■ **TASK GOAL**: Across the material below, how many lines contain the word "this"? Give only the number.

■ **EXCERPTED DATA**:
──────────

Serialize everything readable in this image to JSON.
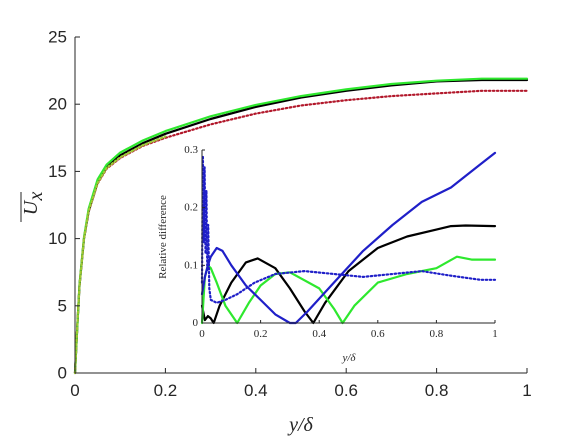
{
  "chart_data": [
    {
      "type": "line",
      "title": "",
      "xlabel": "y/δ",
      "ylabel": "U_x",
      "xlim": [
        0,
        1
      ],
      "ylim": [
        0,
        25
      ],
      "xticks": [
        0,
        0.2,
        0.4,
        0.6,
        0.8,
        1
      ],
      "xtick_labels": [
        "0",
        "0.2",
        "0.4",
        "0.6",
        "0.8",
        "1"
      ],
      "yticks": [
        0,
        5,
        10,
        15,
        20,
        25
      ],
      "ytick_labels": [
        "0",
        "5",
        "10",
        "15",
        "20",
        "25"
      ],
      "grid": false,
      "series": [
        {
          "color": "#000000",
          "style": "solid",
          "x": [
            0,
            0.005,
            0.01,
            0.02,
            0.03,
            0.05,
            0.07,
            0.1,
            0.15,
            0.2,
            0.3,
            0.4,
            0.5,
            0.6,
            0.7,
            0.8,
            0.9,
            1.0
          ],
          "y": [
            0,
            3.5,
            6.5,
            10.0,
            12.0,
            14.2,
            15.3,
            16.2,
            17.1,
            17.8,
            18.9,
            19.8,
            20.5,
            21.0,
            21.4,
            21.7,
            21.8,
            21.8
          ]
        },
        {
          "color": "#2ee82e",
          "style": "solid",
          "x": [
            0,
            0.005,
            0.01,
            0.02,
            0.03,
            0.05,
            0.07,
            0.1,
            0.15,
            0.2,
            0.3,
            0.4,
            0.5,
            0.6,
            0.7,
            0.8,
            0.9,
            1.0
          ],
          "y": [
            0,
            3.4,
            6.6,
            10.1,
            12.2,
            14.4,
            15.5,
            16.4,
            17.3,
            18.0,
            19.1,
            19.95,
            20.6,
            21.1,
            21.5,
            21.75,
            21.9,
            21.9
          ]
        },
        {
          "color": "#b2182b",
          "style": "dotted",
          "x": [
            0,
            0.005,
            0.01,
            0.02,
            0.03,
            0.05,
            0.07,
            0.1,
            0.15,
            0.2,
            0.3,
            0.4,
            0.5,
            0.6,
            0.7,
            0.8,
            0.9,
            1.0
          ],
          "y": [
            0,
            3.5,
            6.5,
            10.0,
            12.0,
            14.1,
            15.2,
            16.0,
            16.9,
            17.5,
            18.5,
            19.3,
            19.9,
            20.3,
            20.6,
            20.8,
            21.0,
            21.0
          ]
        },
        {
          "color": "#9acd32",
          "style": "dotted",
          "x": [
            0,
            0.005,
            0.01,
            0.02,
            0.03,
            0.05,
            0.07,
            0.1,
            0.15,
            0.2
          ],
          "y": [
            0,
            3.45,
            6.5,
            10.0,
            12.05,
            14.15,
            15.25,
            16.05,
            16.95,
            17.6
          ]
        }
      ]
    },
    {
      "type": "line",
      "title": "",
      "xlabel": "y/δ",
      "ylabel": "Relative difference",
      "xlim": [
        0,
        1
      ],
      "ylim": [
        0,
        0.3
      ],
      "xticks": [
        0,
        0.2,
        0.4,
        0.6,
        0.8,
        1
      ],
      "xtick_labels": [
        "0",
        "0.2",
        "0.4",
        "0.6",
        "0.8",
        "1"
      ],
      "yticks": [
        0,
        0.1,
        0.2,
        0.3
      ],
      "ytick_labels": [
        "0",
        "0.1",
        "0.2",
        "0.3"
      ],
      "grid": false,
      "series": [
        {
          "color": "#000000",
          "style": "solid",
          "x": [
            0,
            0.01,
            0.02,
            0.03,
            0.04,
            0.06,
            0.1,
            0.15,
            0.19,
            0.25,
            0.3,
            0.35,
            0.38,
            0.42,
            0.5,
            0.6,
            0.7,
            0.8,
            0.85,
            0.9,
            1.0
          ],
          "y": [
            0.03,
            0.005,
            0.012,
            0.008,
            0.0,
            0.03,
            0.07,
            0.105,
            0.112,
            0.095,
            0.06,
            0.02,
            0.0,
            0.035,
            0.09,
            0.13,
            0.15,
            0.162,
            0.168,
            0.169,
            0.168
          ]
        },
        {
          "color": "#2ee82e",
          "style": "solid",
          "x": [
            0,
            0.01,
            0.02,
            0.03,
            0.05,
            0.08,
            0.12,
            0.16,
            0.2,
            0.25,
            0.3,
            0.4,
            0.45,
            0.48,
            0.52,
            0.6,
            0.7,
            0.8,
            0.87,
            0.92,
            1.0
          ],
          "y": [
            0.0,
            0.08,
            0.1,
            0.095,
            0.07,
            0.03,
            0.0,
            0.035,
            0.065,
            0.085,
            0.088,
            0.06,
            0.025,
            0.0,
            0.03,
            0.07,
            0.085,
            0.095,
            0.115,
            0.11,
            0.11
          ]
        },
        {
          "color": "#1f1fc8",
          "style": "solid",
          "x": [
            0,
            0.01,
            0.02,
            0.03,
            0.05,
            0.07,
            0.1,
            0.15,
            0.2,
            0.25,
            0.3,
            0.32,
            0.36,
            0.45,
            0.55,
            0.65,
            0.75,
            0.85,
            0.9,
            0.95,
            1.0
          ],
          "y": [
            0.05,
            0.08,
            0.1,
            0.115,
            0.13,
            0.125,
            0.1,
            0.065,
            0.04,
            0.015,
            0.0,
            0.0,
            0.02,
            0.07,
            0.125,
            0.17,
            0.21,
            0.235,
            0.255,
            0.275,
            0.295
          ]
        },
        {
          "color": "#1f1fc8",
          "style": "dotted",
          "x": [
            0,
            0.003,
            0.006,
            0.009,
            0.012,
            0.015,
            0.018,
            0.021,
            0.025,
            0.03,
            0.05,
            0.08,
            0.12,
            0.18,
            0.25,
            0.35,
            0.45,
            0.55,
            0.65,
            0.75,
            0.85,
            0.95,
            1.0
          ],
          "y": [
            0.07,
            0.29,
            0.14,
            0.27,
            0.12,
            0.23,
            0.09,
            0.17,
            0.06,
            0.04,
            0.035,
            0.04,
            0.05,
            0.07,
            0.085,
            0.09,
            0.085,
            0.08,
            0.085,
            0.09,
            0.082,
            0.075,
            0.075
          ]
        }
      ]
    }
  ]
}
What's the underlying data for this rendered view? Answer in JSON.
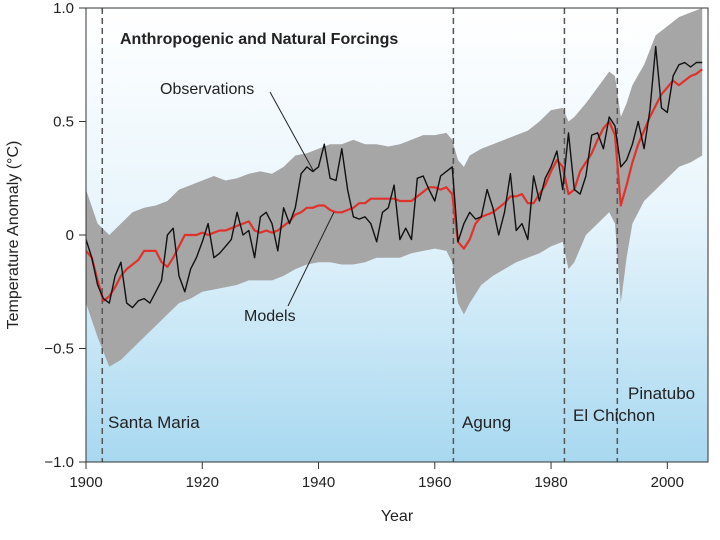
{
  "chart_data": {
    "type": "line",
    "title": "Anthropogenic and Natural Forcings",
    "xlabel": "Year",
    "ylabel": "Temperature Anomaly (°C)",
    "xlim": [
      1900,
      2007
    ],
    "ylim": [
      -1.0,
      1.0
    ],
    "x_ticks": [
      1900,
      1920,
      1940,
      1960,
      1980,
      2000
    ],
    "y_ticks": [
      -1.0,
      -0.5,
      0,
      0.5,
      1.0
    ],
    "y_tick_labels": [
      "−1.0",
      "−0.5",
      "0",
      "0.5",
      "1.0"
    ],
    "series": [
      {
        "name": "Observations",
        "color": "#111111",
        "points": [
          [
            1900,
            -0.02
          ],
          [
            1901,
            -0.1
          ],
          [
            1902,
            -0.22
          ],
          [
            1903,
            -0.28
          ],
          [
            1904,
            -0.3
          ],
          [
            1905,
            -0.18
          ],
          [
            1906,
            -0.12
          ],
          [
            1907,
            -0.3
          ],
          [
            1908,
            -0.32
          ],
          [
            1909,
            -0.29
          ],
          [
            1910,
            -0.28
          ],
          [
            1911,
            -0.3
          ],
          [
            1912,
            -0.25
          ],
          [
            1913,
            -0.2
          ],
          [
            1914,
            0.0
          ],
          [
            1915,
            0.03
          ],
          [
            1916,
            -0.18
          ],
          [
            1917,
            -0.25
          ],
          [
            1918,
            -0.15
          ],
          [
            1919,
            -0.1
          ],
          [
            1920,
            -0.03
          ],
          [
            1921,
            0.05
          ],
          [
            1922,
            -0.1
          ],
          [
            1923,
            -0.08
          ],
          [
            1924,
            -0.05
          ],
          [
            1925,
            -0.02
          ],
          [
            1926,
            0.1
          ],
          [
            1927,
            0.0
          ],
          [
            1928,
            0.02
          ],
          [
            1929,
            -0.1
          ],
          [
            1930,
            0.08
          ],
          [
            1931,
            0.1
          ],
          [
            1932,
            0.05
          ],
          [
            1933,
            -0.07
          ],
          [
            1934,
            0.12
          ],
          [
            1935,
            0.05
          ],
          [
            1936,
            0.12
          ],
          [
            1937,
            0.27
          ],
          [
            1938,
            0.3
          ],
          [
            1939,
            0.28
          ],
          [
            1940,
            0.3
          ],
          [
            1941,
            0.4
          ],
          [
            1942,
            0.25
          ],
          [
            1943,
            0.24
          ],
          [
            1944,
            0.38
          ],
          [
            1945,
            0.2
          ],
          [
            1946,
            0.08
          ],
          [
            1947,
            0.07
          ],
          [
            1948,
            0.08
          ],
          [
            1949,
            0.05
          ],
          [
            1950,
            -0.03
          ],
          [
            1951,
            0.1
          ],
          [
            1952,
            0.12
          ],
          [
            1953,
            0.22
          ],
          [
            1954,
            -0.02
          ],
          [
            1955,
            0.03
          ],
          [
            1956,
            -0.02
          ],
          [
            1957,
            0.25
          ],
          [
            1958,
            0.26
          ],
          [
            1959,
            0.2
          ],
          [
            1960,
            0.15
          ],
          [
            1961,
            0.26
          ],
          [
            1962,
            0.28
          ],
          [
            1963,
            0.3
          ],
          [
            1964,
            -0.03
          ],
          [
            1965,
            0.05
          ],
          [
            1966,
            0.1
          ],
          [
            1967,
            0.07
          ],
          [
            1968,
            0.08
          ],
          [
            1969,
            0.2
          ],
          [
            1970,
            0.12
          ],
          [
            1971,
            0.0
          ],
          [
            1972,
            0.1
          ],
          [
            1973,
            0.27
          ],
          [
            1974,
            0.02
          ],
          [
            1975,
            0.05
          ],
          [
            1976,
            -0.02
          ],
          [
            1977,
            0.26
          ],
          [
            1978,
            0.15
          ],
          [
            1979,
            0.25
          ],
          [
            1980,
            0.3
          ],
          [
            1981,
            0.37
          ],
          [
            1982,
            0.2
          ],
          [
            1983,
            0.45
          ],
          [
            1984,
            0.2
          ],
          [
            1985,
            0.18
          ],
          [
            1986,
            0.26
          ],
          [
            1987,
            0.44
          ],
          [
            1988,
            0.45
          ],
          [
            1989,
            0.38
          ],
          [
            1990,
            0.52
          ],
          [
            1991,
            0.48
          ],
          [
            1992,
            0.3
          ],
          [
            1993,
            0.33
          ],
          [
            1994,
            0.4
          ],
          [
            1995,
            0.5
          ],
          [
            1996,
            0.38
          ],
          [
            1997,
            0.55
          ],
          [
            1998,
            0.83
          ],
          [
            1999,
            0.56
          ],
          [
            2000,
            0.54
          ],
          [
            2001,
            0.7
          ],
          [
            2002,
            0.75
          ],
          [
            2003,
            0.76
          ],
          [
            2004,
            0.74
          ],
          [
            2005,
            0.76
          ],
          [
            2006,
            0.76
          ]
        ]
      },
      {
        "name": "Models",
        "color": "#e0322d",
        "points": [
          [
            1900,
            -0.07
          ],
          [
            1901,
            -0.1
          ],
          [
            1902,
            -0.2
          ],
          [
            1903,
            -0.29
          ],
          [
            1904,
            -0.27
          ],
          [
            1905,
            -0.23
          ],
          [
            1906,
            -0.18
          ],
          [
            1907,
            -0.15
          ],
          [
            1908,
            -0.13
          ],
          [
            1909,
            -0.11
          ],
          [
            1910,
            -0.07
          ],
          [
            1911,
            -0.07
          ],
          [
            1912,
            -0.07
          ],
          [
            1913,
            -0.12
          ],
          [
            1914,
            -0.14
          ],
          [
            1915,
            -0.1
          ],
          [
            1916,
            -0.05
          ],
          [
            1917,
            0.0
          ],
          [
            1918,
            0.0
          ],
          [
            1919,
            0.0
          ],
          [
            1920,
            0.01
          ],
          [
            1921,
            0.0
          ],
          [
            1922,
            0.01
          ],
          [
            1923,
            0.02
          ],
          [
            1924,
            0.02
          ],
          [
            1925,
            0.03
          ],
          [
            1926,
            0.04
          ],
          [
            1927,
            0.05
          ],
          [
            1928,
            0.06
          ],
          [
            1929,
            0.02
          ],
          [
            1930,
            0.01
          ],
          [
            1931,
            0.02
          ],
          [
            1932,
            0.01
          ],
          [
            1933,
            0.02
          ],
          [
            1934,
            0.04
          ],
          [
            1935,
            0.06
          ],
          [
            1936,
            0.09
          ],
          [
            1937,
            0.1
          ],
          [
            1938,
            0.12
          ],
          [
            1939,
            0.12
          ],
          [
            1940,
            0.13
          ],
          [
            1941,
            0.13
          ],
          [
            1942,
            0.11
          ],
          [
            1943,
            0.1
          ],
          [
            1944,
            0.1
          ],
          [
            1945,
            0.11
          ],
          [
            1946,
            0.12
          ],
          [
            1947,
            0.14
          ],
          [
            1948,
            0.14
          ],
          [
            1949,
            0.16
          ],
          [
            1950,
            0.16
          ],
          [
            1951,
            0.16
          ],
          [
            1952,
            0.16
          ],
          [
            1953,
            0.16
          ],
          [
            1954,
            0.15
          ],
          [
            1955,
            0.15
          ],
          [
            1956,
            0.15
          ],
          [
            1957,
            0.17
          ],
          [
            1958,
            0.19
          ],
          [
            1959,
            0.21
          ],
          [
            1960,
            0.21
          ],
          [
            1961,
            0.2
          ],
          [
            1962,
            0.21
          ],
          [
            1963,
            0.18
          ],
          [
            1964,
            -0.03
          ],
          [
            1965,
            -0.06
          ],
          [
            1966,
            -0.02
          ],
          [
            1967,
            0.05
          ],
          [
            1968,
            0.08
          ],
          [
            1969,
            0.09
          ],
          [
            1970,
            0.1
          ],
          [
            1971,
            0.12
          ],
          [
            1972,
            0.14
          ],
          [
            1973,
            0.17
          ],
          [
            1974,
            0.17
          ],
          [
            1975,
            0.18
          ],
          [
            1976,
            0.14
          ],
          [
            1977,
            0.14
          ],
          [
            1978,
            0.18
          ],
          [
            1979,
            0.22
          ],
          [
            1980,
            0.28
          ],
          [
            1981,
            0.33
          ],
          [
            1982,
            0.3
          ],
          [
            1983,
            0.18
          ],
          [
            1984,
            0.2
          ],
          [
            1985,
            0.28
          ],
          [
            1986,
            0.32
          ],
          [
            1987,
            0.36
          ],
          [
            1988,
            0.42
          ],
          [
            1989,
            0.47
          ],
          [
            1990,
            0.5
          ],
          [
            1991,
            0.44
          ],
          [
            1992,
            0.13
          ],
          [
            1993,
            0.22
          ],
          [
            1994,
            0.32
          ],
          [
            1995,
            0.4
          ],
          [
            1996,
            0.46
          ],
          [
            1997,
            0.52
          ],
          [
            1998,
            0.57
          ],
          [
            1999,
            0.62
          ],
          [
            2000,
            0.65
          ],
          [
            2001,
            0.68
          ],
          [
            2002,
            0.66
          ],
          [
            2003,
            0.68
          ],
          [
            2004,
            0.7
          ],
          [
            2005,
            0.71
          ],
          [
            2006,
            0.73
          ]
        ]
      }
    ],
    "model_range": {
      "name": "Model range",
      "color": "#a6a6a6",
      "years": [
        1900,
        1902,
        1904,
        1906,
        1908,
        1910,
        1912,
        1914,
        1916,
        1918,
        1920,
        1922,
        1924,
        1926,
        1928,
        1930,
        1932,
        1934,
        1936,
        1938,
        1940,
        1942,
        1944,
        1946,
        1948,
        1950,
        1952,
        1954,
        1956,
        1958,
        1960,
        1962,
        1963,
        1964,
        1965,
        1966,
        1968,
        1970,
        1972,
        1974,
        1976,
        1978,
        1980,
        1982,
        1983,
        1984,
        1986,
        1988,
        1990,
        1991,
        1992,
        1993,
        1994,
        1996,
        1998,
        2000,
        2002,
        2004,
        2006
      ],
      "upper": [
        0.2,
        0.05,
        0.0,
        0.05,
        0.1,
        0.12,
        0.13,
        0.15,
        0.2,
        0.22,
        0.24,
        0.26,
        0.24,
        0.25,
        0.27,
        0.28,
        0.27,
        0.3,
        0.35,
        0.36,
        0.38,
        0.4,
        0.4,
        0.42,
        0.4,
        0.4,
        0.39,
        0.4,
        0.42,
        0.44,
        0.44,
        0.45,
        0.42,
        0.33,
        0.3,
        0.35,
        0.38,
        0.4,
        0.42,
        0.44,
        0.46,
        0.5,
        0.55,
        0.56,
        0.5,
        0.52,
        0.58,
        0.65,
        0.72,
        0.7,
        0.52,
        0.58,
        0.66,
        0.75,
        0.88,
        0.92,
        0.96,
        0.98,
        1.0
      ],
      "lower": [
        -0.3,
        -0.45,
        -0.58,
        -0.55,
        -0.5,
        -0.45,
        -0.4,
        -0.35,
        -0.3,
        -0.28,
        -0.25,
        -0.24,
        -0.23,
        -0.22,
        -0.2,
        -0.2,
        -0.2,
        -0.18,
        -0.15,
        -0.13,
        -0.12,
        -0.12,
        -0.13,
        -0.13,
        -0.12,
        -0.1,
        -0.1,
        -0.1,
        -0.08,
        -0.07,
        -0.06,
        -0.07,
        -0.12,
        -0.3,
        -0.35,
        -0.3,
        -0.22,
        -0.18,
        -0.15,
        -0.12,
        -0.1,
        -0.08,
        -0.05,
        -0.03,
        -0.15,
        -0.12,
        0.0,
        0.05,
        0.1,
        0.05,
        -0.3,
        -0.1,
        0.05,
        0.15,
        0.2,
        0.25,
        0.3,
        0.32,
        0.35
      ]
    },
    "events": [
      {
        "name": "Santa Maria",
        "year": 1902.8
      },
      {
        "name": "Agung",
        "year": 1963.2
      },
      {
        "name": "El Chichon",
        "year": 1982.3
      },
      {
        "name": "Pinatubo",
        "year": 1991.4
      }
    ],
    "annotations": [
      {
        "text": "Observations",
        "points_to": 1940
      },
      {
        "text": "Models",
        "points_to": 1946
      }
    ],
    "grid": false,
    "legend": "none"
  }
}
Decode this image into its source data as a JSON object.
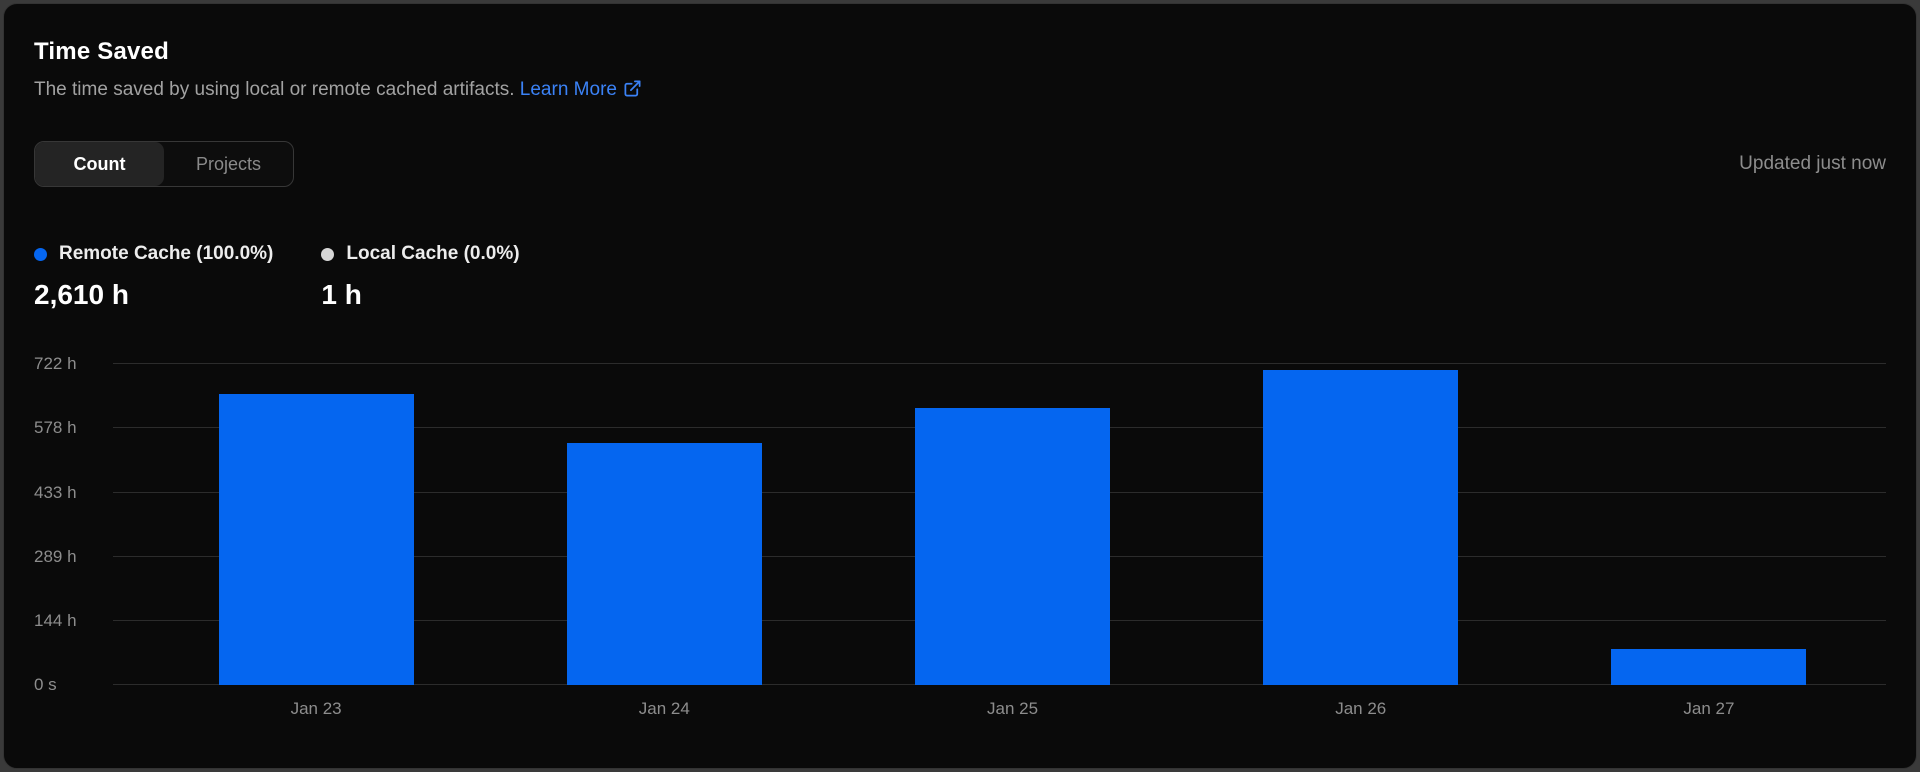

──────────

■ **WRITTEN RESPONSE**: 3